Stated exercise:
Exclude the pictures; give every entry again exactly as written.

※

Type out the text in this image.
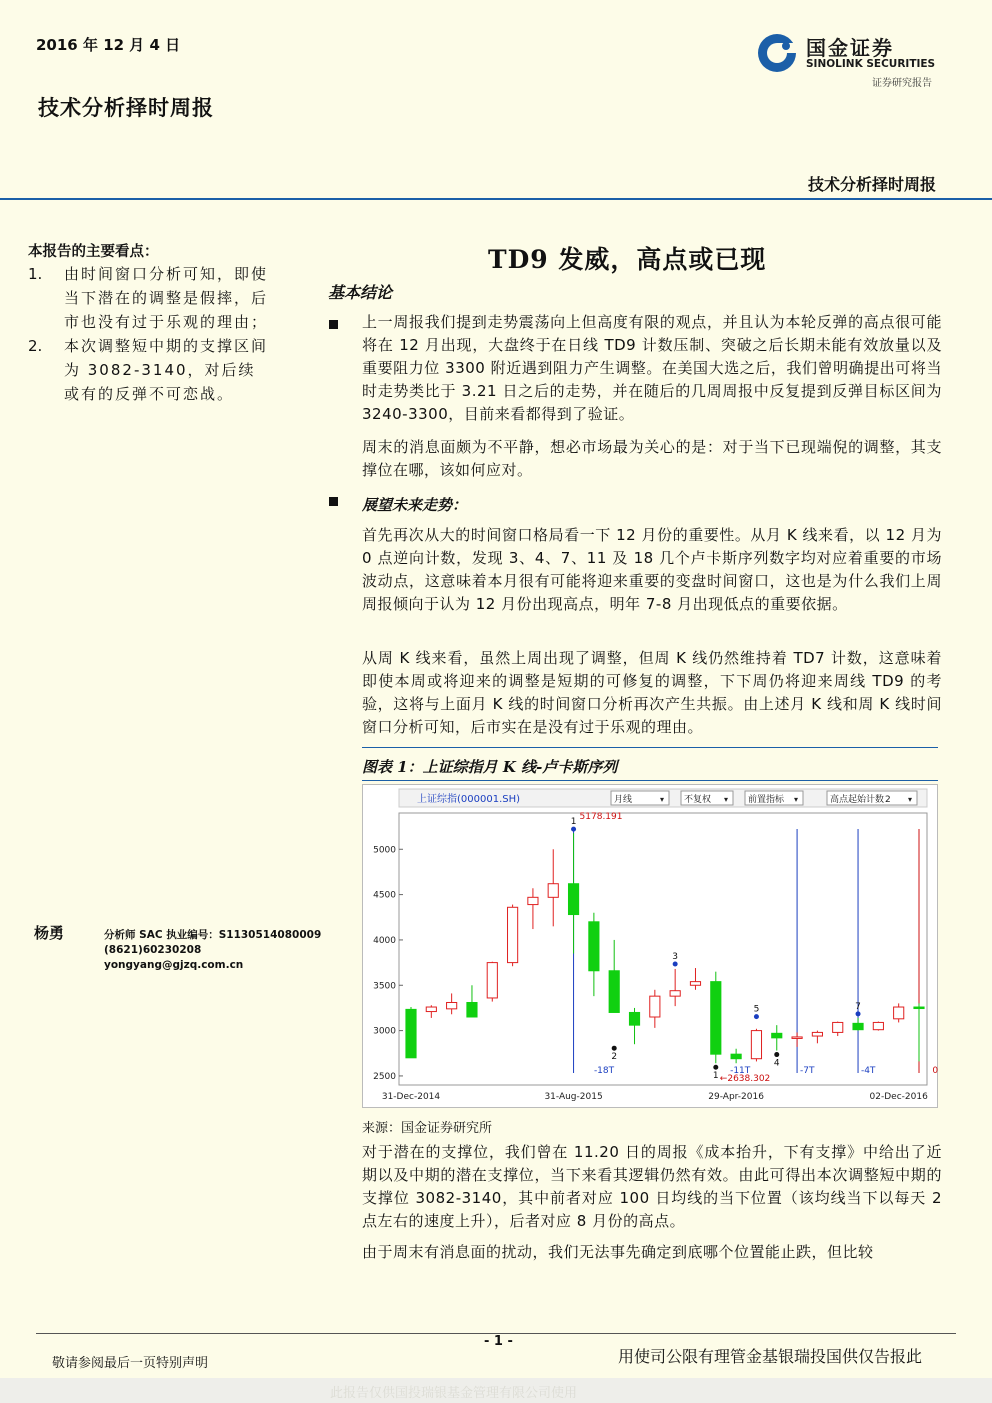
2016 年 12 月 4 日
技术分析择时周报
国金证券
SINOLINK SECURITIES
证券研究报告
技术分析择时周报
本报告的主要看点：
1. 由时间窗口分析可知，即使当下潜在的调整是假摔，后市也没有过于乐观的理由；
2. 本次调整短中期的支撑区间为 3082-3140，对后续或有的反弹不可恋战。
杨勇	分析师 SAC 执业编号：S1130514080009
(8621)60230208
yongyang@gjzq.com.cn
TD9 发威，高点或已现
基本结论
上一周报我们提到走势震荡向上但高度有限的观点，并且认为本轮反弹的高点很可能将在 12 月出现，大盘终于在日线 TD9 计数压制、突破之后长期未能有效放量以及重要阻力位 3300 附近遇到阻力产生调整。在美国大选之后，我们曾明确提出可将当时走势类比于 3.21 日之后的走势，并在随后的几周周报中反复提到反弹目标区间为 3240-3300，目前来看都得到了验证。
周末的消息面颇为不平静，想必市场最为关心的是：对于当下已现端倪的调整，其支撑位在哪，该如何应对。
展望未来走势：
首先再次从大的时间窗口格局看一下 12 月份的重要性。从月 K 线来看，以 12 月为 0 点逆向计数，发现 3、4、7、11 及 18 几个卢卡斯序列数字均对应着重要的市场波动点，这意味着本月很有可能将迎来重要的变盘时间窗口，这也是为什么我们上周周报倾向于认为 12 月份出现高点，明年 7-8 月出现低点的重要依据。
从周 K 线来看，虽然上周出现了调整，但周 K 线仍然维持着 TD7 计数，这意味着即使本周或将迎来的调整是短期的可修复的调整，下下周仍将迎来周线 TD9 的考验，这将与上面月 K 线的时间窗口分析再次产生共振。由上述月 K 线和周 K 线时间窗口分析可知，后市实在是没有过于乐观的理由。
图表 1：上证综指月 K 线-卢卡斯序列
上证综指(000001.SH)	月线	▾ 不复权 ▾ 前置指标 ▾	高点起始计数	▾
2
2500
3000
3500
4000
4500
5000
1 5178.191
2
3
1 ←2638.302
5
4
7
-18T	-11T	-7T	-4T	0
31-Dec-2014	31-Aug-2015	29-Apr-2016	02-Dec-2016
来源：国金证券研究所
对于潜在的支撑位，我们曾在 11.20 日的周报《成本抬升，下有支撑》中给出了近期以及中期的潜在支撑位，当下来看其逻辑仍然有效。由此可得出本次调整短中期的支撑位 3082-3140，其中前者对应 100 日均线的当下位置（该均线当下以每天 2 点左右的速度上升），后者对应 8 月份的高点。
由于周末有消息面的扰动，我们无法事先确定到底哪个位置能止跌，但比较
- 1 -
敬请参阅最后一页特别声明	用使司公限有理管金基银瑞投国供仅告报此
此报告仅供国投瑞银基金管理有限公司使用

※

Written solution:
Type out the text in this image.
2016 年 12 月 4 日
技术分析择时周报
国金证券
SINOLINK SECURITIES
证券研究报告
技术分析择时周报
本报告的主要看点：
1. 由时间窗口分析可知，即使当下潜在的调整是假摔，后市也没有过于乐观的理由；
2. 本次调整短中期的支撑区间为 3082-3140，对后续或有的反弹不可恋战。
杨勇	分析师 SAC 执业编号：S1130514080009
(8621)60230208
yongyang@gjzq.com.cn
TD9 发威，高点或已现
基本结论
上一周报我们提到走势震荡向上但高度有限的观点，并且认为本轮反弹的高点很可能将在 12 月出现，大盘终于在日线 TD9 计数压制、突破之后长期未能有效放量以及重要阻力位 3300 附近遇到阻力产生调整。在美国大选之后，我们曾明确提出可将当时走势类比于 3.21 日之后的走势，并在随后的几周周报中反复提到反弹目标区间为 3240-3300，目前来看都得到了验证。
周末的消息面颇为不平静，想必市场最为关心的是：对于当下已现端倪的调整，其支撑位在哪，该如何应对。
展望未来走势：
首先再次从大的时间窗口格局看一下 12 月份的重要性。从月 K 线来看，以 12 月为 0 点逆向计数，发现 3、4、7、11 及 18 几个卢卡斯序列数字均对应着重要的市场波动点，这意味着本月很有可能将迎来重要的变盘时间窗口，这也是为什么我们上周周报倾向于认为 12 月份出现高点，明年 7-8 月出现低点的重要依据。
从周 K 线来看，虽然上周出现了调整，但周 K 线仍然维持着 TD7 计数，这意味着即使本周或将迎来的调整是短期的可修复的调整，下下周仍将迎来周线 TD9 的考验，这将与上面月 K 线的时间窗口分析再次产生共振。由上述月 K 线和周 K 线时间窗口分析可知，后市实在是没有过于乐观的理由。
图表 1：上证综指月 K 线-卢卡斯序列
上证综指(000001.SH)	月线	▾ 不复权 ▾ 前置指标 ▾	高点起始计数	▾
2
2500
3000
3500
4000
4500
5000
1 5178.191
2
3
1 ←2638.302
5
4
7
-18T	-11T	-7T	-4T	0
31-Dec-2014	31-Aug-2015	29-Apr-2016	02-Dec-2016
来源：国金证券研究所
对于潜在的支撑位，我们曾在 11.20 日的周报《成本抬升，下有支撑》中给出了近期以及中期的潜在支撑位，当下来看其逻辑仍然有效。由此可得出本次调整短中期的支撑位 3082-3140，其中前者对应 100 日均线的当下位置（该均线当下以每天 2 点左右的速度上升），后者对应 8 月份的高点。
由于周末有消息面的扰动，我们无法事先确定到底哪个位置能止跌，但比较
- 1 -
敬请参阅最后一页特别声明	用使司公限有理管金基银瑞投国供仅告报此
此报告仅供国投瑞银基金管理有限公司使用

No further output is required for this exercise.